### Problem requirements
Could you switch every "pivot-label" in the listing below to "pivot-marker" and give back the whole listing with nothing else changed? Leave the pictures out.
━━━━━━━━━━━━━━━━
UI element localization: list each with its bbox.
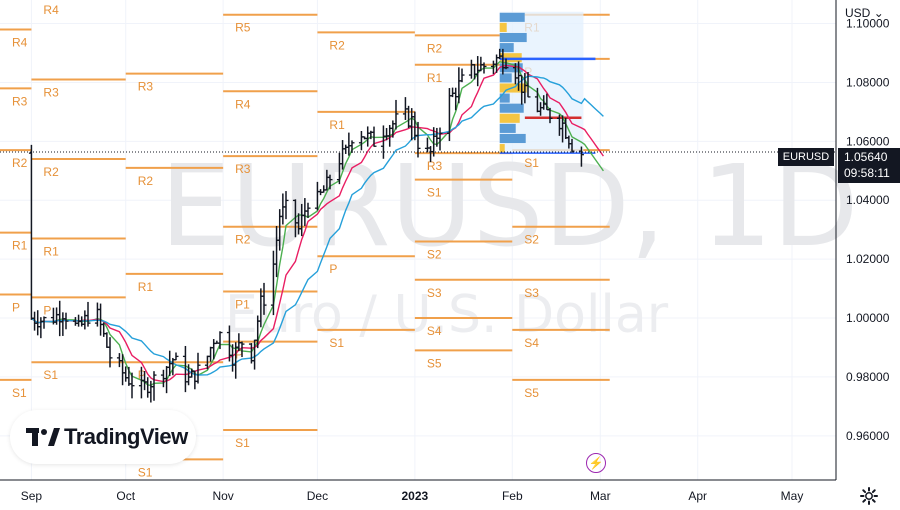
pivot-label: R2 [235,233,251,247]
time-axis[interactable]: Sep Oct Nov Dec 2023 Feb Mar Apr May [0,479,836,503]
pivot-label: R3 [12,94,28,108]
price-bars [0,48,836,403]
y-tick-label: 1.04000 [846,193,890,207]
profile-row [499,22,507,32]
pivot-label: R3 [138,80,154,94]
tradingview-logo-icon [26,428,60,446]
profile-row [499,63,523,73]
x-tick-label: Dec [307,489,328,503]
pivot-label: P [329,262,337,276]
pivot-label: R1 [329,118,345,132]
pivot-label: S4 [524,336,539,350]
pivot-label: R3 [43,86,59,100]
pivot-label: R2 [43,165,59,179]
x-tick-label: Sep [21,489,43,503]
pivot-label: P1 [235,298,250,312]
pivot-label: S1 [427,186,442,200]
y-tick-label: 1.00000 [846,311,890,325]
pivot-label: S3 [427,286,442,300]
pivot-label: R1 [43,245,59,259]
watermark-title: EURUSD, 1D [160,142,859,272]
x-tick-label: Feb [502,489,523,503]
pivot-label: R4 [12,35,28,49]
profile-row [499,93,510,103]
lightning-event-icon[interactable]: ⚡ [586,453,606,473]
pivot-label: S3 [524,286,539,300]
x-tick-label: 2023 [402,489,429,503]
pivot-label: R2 [138,174,154,188]
currency-label: USD [845,6,871,20]
pivot-label: S1 [524,156,539,170]
pivot-label: P [43,303,51,317]
pivot-label: S1 [329,336,344,350]
pivot-label: S4 [427,324,442,338]
bar-countdown: 09:58:11 [844,166,890,180]
profile-row [499,113,520,123]
x-tick-label: Oct [116,489,135,503]
profile-row [499,133,526,144]
profile-row [499,12,525,22]
pivot-label: R5 [235,21,251,35]
profile-row [499,32,527,43]
pivot-label: S5 [427,356,442,370]
y-tick-label: 0.98000 [846,370,890,384]
pivot-label: R1 [12,239,28,253]
pivot-label: S1 [138,465,153,479]
pivot-label: P [235,348,243,362]
profile-row [499,103,524,113]
ma-line [30,75,604,376]
x-tick-label: May [781,489,804,503]
profile-row [499,43,514,53]
pivot-label: R2 [329,38,345,52]
pivot-label: S5 [524,386,539,400]
x-tick-label: Nov [212,489,233,503]
pivot-label: P [12,300,20,314]
profile-row [499,73,512,83]
pivot-label: R2 [12,156,28,170]
pivot-label: R3 [235,162,251,176]
x-tick-label: Apr [688,489,707,503]
symbol-watermark: EURUSD, 1D Euro / U.S. Dollar [160,142,859,345]
watermark-subtitle: Euro / U.S. Dollar [225,285,669,345]
pivot-label: S2 [427,247,442,261]
y-tick-label: 1.08000 [846,75,890,89]
pivot-label: R1 [427,71,443,85]
pivot-label: R4 [43,3,59,17]
pivot-label: R1 [138,280,154,294]
brand-name: TradingView [64,424,188,449]
pivot-label: R3 [427,159,443,173]
last-price: 1.05640 [844,150,888,164]
tradingview-logo[interactable]: TradingView [10,410,196,464]
pivot-label: S1 [12,386,27,400]
pivot-label: S1 [43,368,58,382]
profile-row [499,144,505,154]
y-tick-label: 1.02000 [846,252,890,266]
y-tick-label: 1.10000 [846,17,890,31]
y-tick-label: 0.96000 [846,429,890,443]
profile-row [499,123,516,133]
chevron-down-icon: ⌄ [873,6,884,20]
symbol-price-tag: EURUSD [778,148,834,166]
x-tick-label: Mar [590,489,611,503]
gear-icon[interactable] [859,486,879,506]
price-axis[interactable]: 1.10000 1.08000 1.06000 1.04000 1.02000 1.000… [835,0,890,480]
pivot-label: S1 [235,436,250,450]
pivot-label: R2 [427,41,443,55]
last-price-tag: 1.05640 09:58:11 [838,148,900,183]
volume-profile [499,11,596,154]
pivot-label: S2 [524,233,539,247]
pivot-label: R4 [235,97,251,111]
currency-selector[interactable]: USD ⌄ [845,6,884,20]
y-tick-label: 1.06000 [846,134,890,148]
━━━━━━━━━━━━━━━━
### Task solution
UI element localization: list each with its bbox.
pivot-marker: R2 [235,233,251,247]
time-axis[interactable]: Sep Oct Nov Dec 2023 Feb Mar Apr May [0,479,836,503]
pivot-marker: R3 [12,94,28,108]
price-bars [0,48,836,403]
y-tick-label: 1.04000 [846,193,890,207]
profile-row [499,22,507,32]
pivot-marker: R3 [138,80,154,94]
tradingview-logo-icon [26,428,60,446]
profile-row [499,63,523,73]
x-tick-label: Dec [307,489,328,503]
pivot-marker: P [329,262,337,276]
pivot-marker: R1 [329,118,345,132]
pivot-marker: S4 [524,336,539,350]
pivot-marker: R3 [43,86,59,100]
pivot-marker: R2 [43,165,59,179]
x-tick-label: Sep [21,489,43,503]
pivot-marker: P1 [235,298,250,312]
pivot-marker: S1 [427,186,442,200]
y-tick-label: 1.00000 [846,311,890,325]
pivot-marker: S3 [427,286,442,300]
pivot-marker: R1 [43,245,59,259]
watermark-title: EURUSD, 1D [160,142,859,272]
x-tick-label: Feb [502,489,523,503]
pivot-marker: R4 [12,35,28,49]
profile-row [499,93,510,103]
lightning-event-icon[interactable]: ⚡ [586,453,606,473]
pivot-marker: S3 [524,286,539,300]
x-tick-label: 2023 [402,489,429,503]
pivot-marker: R2 [138,174,154,188]
currency-label: USD [845,6,871,20]
pivot-marker: S1 [524,156,539,170]
pivot-marker: P [43,303,51,317]
pivot-marker: S1 [329,336,344,350]
pivot-marker: S4 [427,324,442,338]
bar-countdown: 09:58:11 [844,166,890,180]
profile-row [499,113,520,123]
x-tick-label: Oct [116,489,135,503]
profile-row [499,133,526,144]
profile-row [499,12,525,22]
pivot-marker: R5 [235,21,251,35]
profile-row [499,32,527,43]
pivot-marker: S5 [427,356,442,370]
y-tick-label: 0.98000 [846,370,890,384]
pivot-marker: R1 [12,239,28,253]
pivot-marker: S1 [138,465,153,479]
pivot-marker: P [235,348,243,362]
profile-row [499,103,524,113]
ma-line [30,75,604,376]
x-tick-label: May [781,489,804,503]
profile-row [499,43,514,53]
pivot-marker: R2 [329,38,345,52]
pivot-marker: S5 [524,386,539,400]
x-tick-label: Nov [212,489,233,503]
pivot-marker: P [12,300,20,314]
profile-row [499,73,512,83]
pivot-marker: R2 [12,156,28,170]
pivot-marker: R3 [235,162,251,176]
x-tick-label: Apr [688,489,707,503]
symbol-watermark: EURUSD, 1D Euro / U.S. Dollar [160,142,859,345]
watermark-subtitle: Euro / U.S. Dollar [225,285,669,345]
pivot-marker: S2 [427,247,442,261]
y-tick-label: 1.08000 [846,75,890,89]
pivot-marker: R1 [427,71,443,85]
pivot-marker: R4 [43,3,59,17]
pivot-marker: R1 [138,280,154,294]
brand-name: TradingView [64,424,188,449]
pivot-marker: R3 [427,159,443,173]
last-price: 1.05640 [844,150,888,164]
tradingview-logo[interactable]: TradingView [10,410,196,464]
pivot-marker: S1 [12,386,27,400]
pivot-marker: S1 [43,368,58,382]
profile-row [499,144,505,154]
y-tick-label: 1.02000 [846,252,890,266]
y-tick-label: 1.10000 [846,17,890,31]
y-tick-label: 0.96000 [846,429,890,443]
profile-row [499,123,516,133]
chevron-down-icon: ⌄ [873,6,884,20]
symbol-price-tag: EURUSD [778,148,834,166]
x-tick-label: Mar [590,489,611,503]
gear-icon[interactable] [859,486,879,506]
price-axis[interactable]: 1.10000 1.08000 1.06000 1.04000 1.02000 1.000… [835,0,890,480]
pivot-marker: S1 [235,436,250,450]
pivot-marker: R2 [427,41,443,55]
last-price-tag: 1.05640 09:58:11 [838,148,900,183]
volume-profile [499,11,596,154]
pivot-marker: S2 [524,233,539,247]
pivot-marker: R4 [235,97,251,111]
currency-selector[interactable]: USD ⌄ [845,6,884,20]
y-tick-label: 1.06000 [846,134,890,148]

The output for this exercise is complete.